— START RECORDS PROVIDED —
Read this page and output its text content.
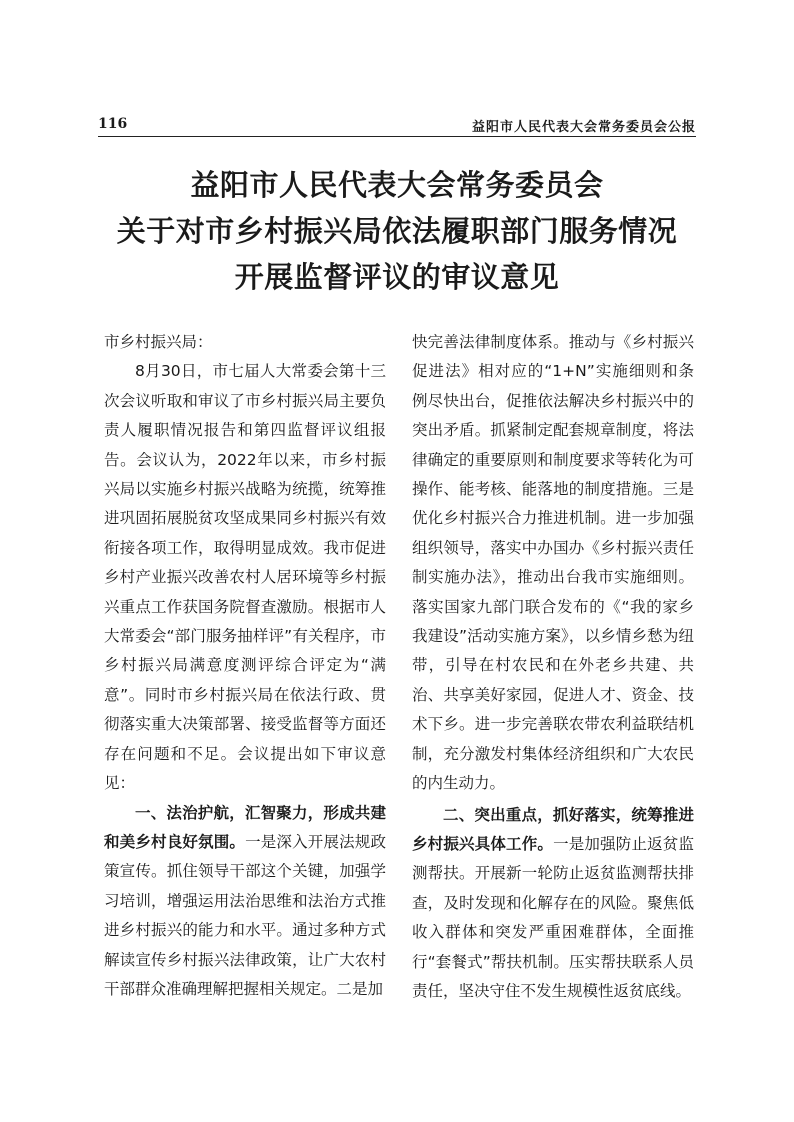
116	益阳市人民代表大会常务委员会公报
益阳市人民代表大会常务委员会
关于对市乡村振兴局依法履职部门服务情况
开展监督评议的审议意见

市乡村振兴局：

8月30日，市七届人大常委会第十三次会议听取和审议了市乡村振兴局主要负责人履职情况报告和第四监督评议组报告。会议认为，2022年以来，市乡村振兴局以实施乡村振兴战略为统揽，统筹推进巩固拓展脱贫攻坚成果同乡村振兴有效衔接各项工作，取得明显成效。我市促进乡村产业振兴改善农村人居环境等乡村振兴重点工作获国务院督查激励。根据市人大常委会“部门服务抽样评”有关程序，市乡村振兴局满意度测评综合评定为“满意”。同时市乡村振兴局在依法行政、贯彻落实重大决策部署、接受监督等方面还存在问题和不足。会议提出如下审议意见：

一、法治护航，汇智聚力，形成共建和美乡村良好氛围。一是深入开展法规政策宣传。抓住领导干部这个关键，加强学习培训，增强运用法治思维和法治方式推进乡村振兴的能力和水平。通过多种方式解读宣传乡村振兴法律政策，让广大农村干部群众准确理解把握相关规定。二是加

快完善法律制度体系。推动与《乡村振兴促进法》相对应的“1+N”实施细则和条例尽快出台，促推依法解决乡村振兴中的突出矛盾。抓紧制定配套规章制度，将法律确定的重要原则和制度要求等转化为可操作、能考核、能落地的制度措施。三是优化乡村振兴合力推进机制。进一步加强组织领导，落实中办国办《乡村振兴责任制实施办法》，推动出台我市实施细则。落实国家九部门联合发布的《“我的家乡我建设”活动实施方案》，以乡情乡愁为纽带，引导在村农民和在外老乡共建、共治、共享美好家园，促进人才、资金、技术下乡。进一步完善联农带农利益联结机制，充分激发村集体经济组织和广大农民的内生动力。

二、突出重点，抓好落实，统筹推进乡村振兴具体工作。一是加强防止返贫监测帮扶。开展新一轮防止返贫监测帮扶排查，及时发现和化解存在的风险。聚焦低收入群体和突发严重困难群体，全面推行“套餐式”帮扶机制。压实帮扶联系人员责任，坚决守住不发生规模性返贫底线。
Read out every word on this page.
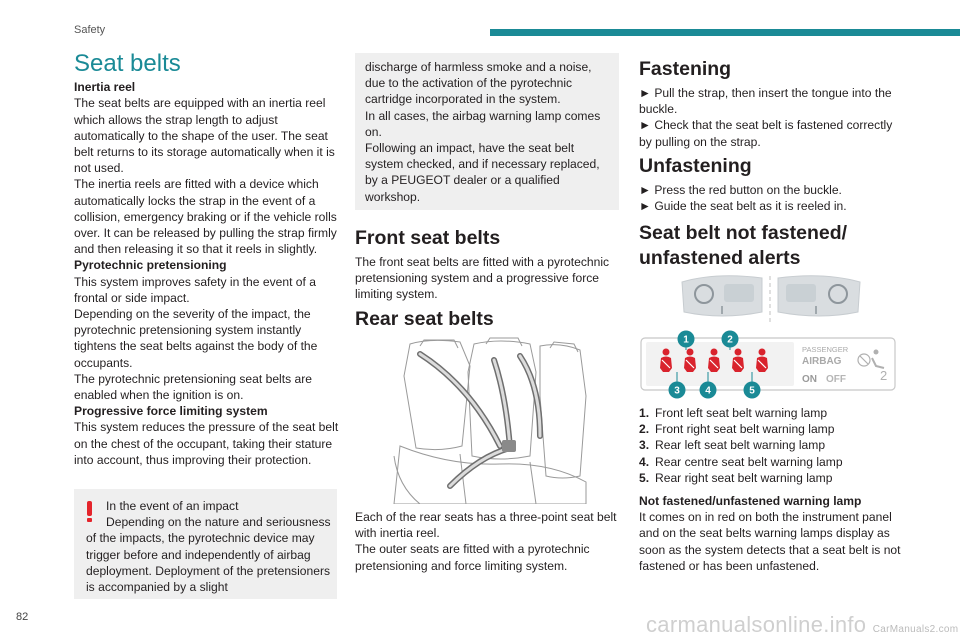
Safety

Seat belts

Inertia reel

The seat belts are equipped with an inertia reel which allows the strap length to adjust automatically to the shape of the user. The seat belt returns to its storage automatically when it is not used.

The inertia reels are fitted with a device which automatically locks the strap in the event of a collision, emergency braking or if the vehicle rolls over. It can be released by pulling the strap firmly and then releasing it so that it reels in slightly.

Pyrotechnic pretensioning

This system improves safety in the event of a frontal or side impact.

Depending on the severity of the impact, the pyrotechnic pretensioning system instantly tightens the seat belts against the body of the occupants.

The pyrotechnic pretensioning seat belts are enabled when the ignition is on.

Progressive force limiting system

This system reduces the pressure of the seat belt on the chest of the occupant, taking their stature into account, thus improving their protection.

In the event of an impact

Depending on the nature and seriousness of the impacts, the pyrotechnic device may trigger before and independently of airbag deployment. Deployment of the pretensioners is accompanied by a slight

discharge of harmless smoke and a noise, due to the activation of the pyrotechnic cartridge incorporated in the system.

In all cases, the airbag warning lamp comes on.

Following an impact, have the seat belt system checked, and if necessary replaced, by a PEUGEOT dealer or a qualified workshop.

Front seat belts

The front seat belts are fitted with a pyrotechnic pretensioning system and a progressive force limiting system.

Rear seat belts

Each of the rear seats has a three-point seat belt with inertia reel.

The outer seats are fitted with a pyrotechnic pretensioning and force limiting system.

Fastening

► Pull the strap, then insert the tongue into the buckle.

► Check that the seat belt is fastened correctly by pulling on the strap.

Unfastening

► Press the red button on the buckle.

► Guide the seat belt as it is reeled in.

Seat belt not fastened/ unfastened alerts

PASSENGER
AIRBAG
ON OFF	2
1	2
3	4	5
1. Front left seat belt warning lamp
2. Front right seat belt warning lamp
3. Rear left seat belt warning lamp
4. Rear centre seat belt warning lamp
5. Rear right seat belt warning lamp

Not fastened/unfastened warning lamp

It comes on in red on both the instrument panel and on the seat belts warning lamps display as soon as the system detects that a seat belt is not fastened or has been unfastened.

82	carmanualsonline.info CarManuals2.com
— END RECORDS PROVIDED —
## REQUIREMENTS
Gather up every line from the listing above in which the word "right" occurs.

## SOLUTION BELOW
2. Front right seat belt warning lamp
5. Rear right seat belt warning lamp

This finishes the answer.